DIRECTION:
Write out the entries again exactly as they are given.

THE INPUT:
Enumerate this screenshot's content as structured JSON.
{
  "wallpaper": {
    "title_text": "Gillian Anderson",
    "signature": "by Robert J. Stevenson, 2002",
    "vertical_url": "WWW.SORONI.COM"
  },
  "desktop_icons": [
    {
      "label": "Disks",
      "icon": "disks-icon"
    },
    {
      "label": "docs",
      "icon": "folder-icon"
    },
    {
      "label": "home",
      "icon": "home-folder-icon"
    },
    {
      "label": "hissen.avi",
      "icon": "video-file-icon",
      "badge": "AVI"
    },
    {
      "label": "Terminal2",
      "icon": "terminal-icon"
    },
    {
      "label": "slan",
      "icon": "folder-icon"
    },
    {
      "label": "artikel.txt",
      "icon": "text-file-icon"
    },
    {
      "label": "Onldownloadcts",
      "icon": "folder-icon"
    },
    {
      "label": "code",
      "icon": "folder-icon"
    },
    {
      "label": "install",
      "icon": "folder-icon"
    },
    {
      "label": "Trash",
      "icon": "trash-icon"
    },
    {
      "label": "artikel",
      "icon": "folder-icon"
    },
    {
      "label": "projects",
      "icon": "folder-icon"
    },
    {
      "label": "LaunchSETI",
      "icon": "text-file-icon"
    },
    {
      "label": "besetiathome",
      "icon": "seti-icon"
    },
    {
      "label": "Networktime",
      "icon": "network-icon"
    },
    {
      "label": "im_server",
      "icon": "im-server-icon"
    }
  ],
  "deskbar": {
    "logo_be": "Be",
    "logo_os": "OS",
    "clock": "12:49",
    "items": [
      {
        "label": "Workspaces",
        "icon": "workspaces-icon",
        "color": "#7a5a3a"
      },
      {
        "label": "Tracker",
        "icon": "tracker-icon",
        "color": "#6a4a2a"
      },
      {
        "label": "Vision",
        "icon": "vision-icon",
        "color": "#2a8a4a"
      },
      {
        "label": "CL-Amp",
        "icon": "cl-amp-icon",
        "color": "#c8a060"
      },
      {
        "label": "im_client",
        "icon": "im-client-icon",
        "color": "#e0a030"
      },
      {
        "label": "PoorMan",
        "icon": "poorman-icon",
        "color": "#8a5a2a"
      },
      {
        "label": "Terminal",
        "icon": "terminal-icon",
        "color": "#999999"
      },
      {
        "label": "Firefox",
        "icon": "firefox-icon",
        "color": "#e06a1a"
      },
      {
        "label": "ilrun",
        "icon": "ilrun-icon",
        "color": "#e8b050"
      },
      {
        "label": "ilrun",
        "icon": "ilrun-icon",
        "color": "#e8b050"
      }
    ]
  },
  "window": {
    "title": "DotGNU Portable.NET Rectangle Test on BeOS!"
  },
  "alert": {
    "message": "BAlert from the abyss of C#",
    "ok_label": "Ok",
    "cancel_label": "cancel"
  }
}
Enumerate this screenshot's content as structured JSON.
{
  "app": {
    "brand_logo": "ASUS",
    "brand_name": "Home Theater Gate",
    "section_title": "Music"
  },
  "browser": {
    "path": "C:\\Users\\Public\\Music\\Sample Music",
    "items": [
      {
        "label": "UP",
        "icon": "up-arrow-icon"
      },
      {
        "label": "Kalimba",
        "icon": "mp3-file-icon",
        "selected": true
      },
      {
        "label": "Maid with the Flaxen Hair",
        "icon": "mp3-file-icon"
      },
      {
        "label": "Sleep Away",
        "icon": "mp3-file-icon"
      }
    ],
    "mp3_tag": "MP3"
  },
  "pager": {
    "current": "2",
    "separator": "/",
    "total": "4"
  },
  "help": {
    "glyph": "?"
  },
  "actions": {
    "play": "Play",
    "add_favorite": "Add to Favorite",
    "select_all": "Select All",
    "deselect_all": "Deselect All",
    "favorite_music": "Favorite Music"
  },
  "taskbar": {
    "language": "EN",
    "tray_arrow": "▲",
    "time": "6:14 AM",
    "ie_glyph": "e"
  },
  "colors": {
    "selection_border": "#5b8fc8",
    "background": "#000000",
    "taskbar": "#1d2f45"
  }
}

RESPONSE FOR THIS EXERCISE:
Enumerate this screenshot's content as structured JSON.
{
  "wallpaper": {
    "title_text": "Gillian Anderson",
    "signature": "by Robert J. Stevenson, 2002",
    "vertical_url": "WWW.SORONI.COM"
  },
  "desktop_icons": [
    {
      "label": "Disks",
      "icon": "disks-icon"
    },
    {
      "label": "docs",
      "icon": "folder-icon"
    },
    {
      "label": "home",
      "icon": "home-folder-icon"
    },
    {
      "label": "hissen.avi",
      "icon": "video-file-icon",
      "badge": "AVI"
    },
    {
      "label": "Terminal2",
      "icon": "terminal-icon"
    },
    {
      "label": "slan",
      "icon": "folder-icon"
    },
    {
      "label": "artikel.txt",
      "icon": "text-file-icon"
    },
    {
      "label": "Onldownloadcts",
      "icon": "folder-icon"
    },
    {
      "label": "code",
      "icon": "folder-icon"
    },
    {
      "label": "install",
      "icon": "folder-icon"
    },
    {
      "label": "Trash",
      "icon": "trash-icon"
    },
    {
      "label": "artikel",
      "icon": "folder-icon"
    },
    {
      "label": "projects",
      "icon": "folder-icon"
    },
    {
      "label": "LaunchSETI",
      "icon": "text-file-icon"
    },
    {
      "label": "besetiathome",
      "icon": "seti-icon"
    },
    {
      "label": "Networktime",
      "icon": "network-icon"
    },
    {
      "label": "im_server",
      "icon": "im-server-icon"
    }
  ],
  "deskbar": {
    "logo_be": "Be",
    "logo_os": "OS",
    "clock": "12:49",
    "items": [
      {
        "label": "Workspaces",
        "icon": "workspaces-icon",
        "color": "#7a5a3a"
      },
      {
        "label": "Tracker",
        "icon": "tracker-icon",
        "color": "#6a4a2a"
      },
      {
        "label": "Vision",
        "icon": "vision-icon",
        "color": "#2a8a4a"
      },
      {
        "label": "CL-Amp",
        "icon": "cl-amp-icon",
        "color": "#c8a060"
      },
      {
        "label": "im_client",
        "icon": "im-client-icon",
        "color": "#e0a030"
      },
      {
        "label": "PoorMan",
        "icon": "poorman-icon",
        "color": "#8a5a2a"
      },
      {
        "label": "Terminal",
        "icon": "terminal-icon",
        "color": "#999999"
      },
      {
        "label": "Firefox",
        "icon": "firefox-icon",
        "color": "#e06a1a"
      },
      {
        "label": "ilrun",
        "icon": "ilrun-icon",
        "color": "#e8b050"
      },
      {
        "label": "ilrun",
        "icon": "ilrun-icon",
        "color": "#e8b050"
      }
    ]
  },
  "window": {
    "title": "DotGNU Portable.NET Rectangle Test on BeOS!"
  },
  "alert": {
    "message": "BAlert from the abyss of C#",
    "ok_label": "Ok",
    "cancel_label": "cancel"
  }
}
Enumerate this screenshot's content as structured JSON.
{
  "app": {
    "brand_logo": "ASUS",
    "brand_name": "Home Theater Gate",
    "section_title": "Music"
  },
  "browser": {
    "path": "C:\\Users\\Public\\Music\\Sample Music",
    "items": [
      {
        "label": "UP",
        "icon": "up-arrow-icon"
      },
      {
        "label": "Kalimba",
        "icon": "mp3-file-icon",
        "selected": true
      },
      {
        "label": "Maid with the Flaxen Hair",
        "icon": "mp3-file-icon"
      },
      {
        "label": "Sleep Away",
        "icon": "mp3-file-icon"
      }
    ],
    "mp3_tag": "MP3"
  },
  "pager": {
    "current": "2",
    "separator": "/",
    "total": "4"
  },
  "help": {
    "glyph": "?"
  },
  "actions": {
    "play": "Play",
    "add_favorite": "Add to Favorite",
    "select_all": "Select All",
    "deselect_all": "Deselect All",
    "favorite_music": "Favorite Music"
  },
  "taskbar": {
    "language": "EN",
    "tray_arrow": "▲",
    "time": "6:14 AM",
    "ie_glyph": "e"
  },
  "colors": {
    "selection_border": "#5b8fc8",
    "background": "#000000",
    "taskbar": "#1d2f45"
  }
}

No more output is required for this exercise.